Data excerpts
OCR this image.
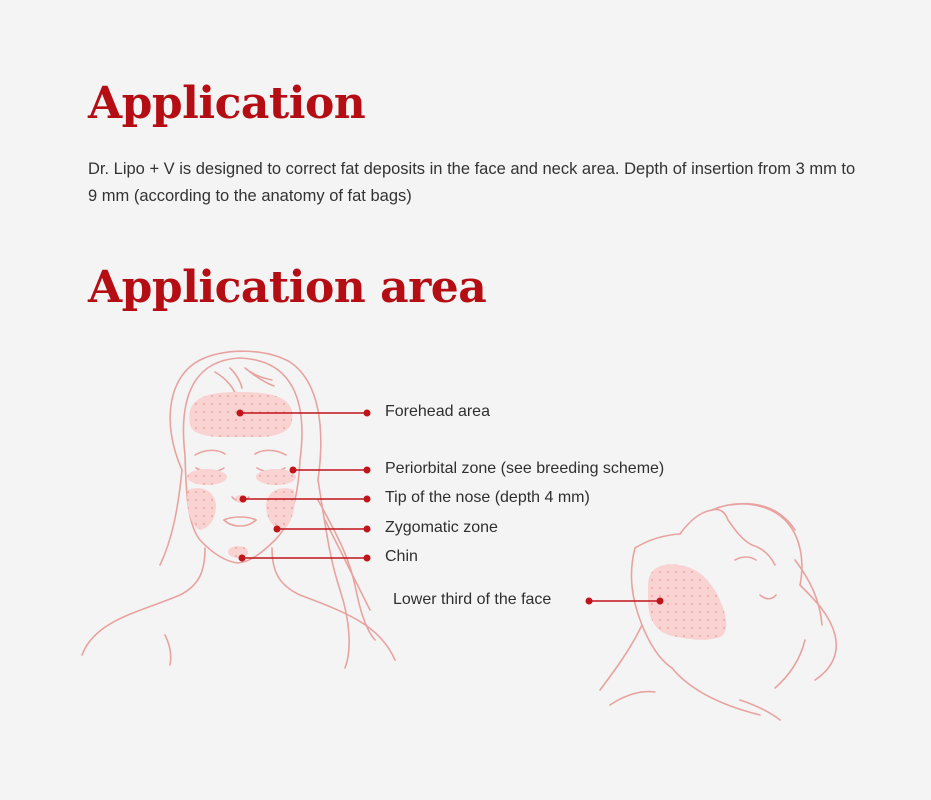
Application

Dr. Lipo + V is designed to correct fat deposits in the face and neck area. Depth of insertion from 3 mm to 9 mm (according to the anatomy of fat bags)

Application area
Forehead area
Periorbital zone (see breeding scheme)
Tip of the nose (depth 4 mm)
Zygomatic zone
Chin
Lower third of the face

• [Exercise aim] Leave out the pictures and repeat everything else in the records exactly.

• [Answer to this exercise]
OCR this image.
Application

Dr. Lipo + V is designed to correct fat deposits in the face and neck area. Depth of insertion from 3 mm to 9 mm (according to the anatomy of fat bags)

Application area
Forehead area
Periorbital zone (see breeding scheme)
Tip of the nose (depth 4 mm)
Zygomatic zone
Chin
Lower third of the face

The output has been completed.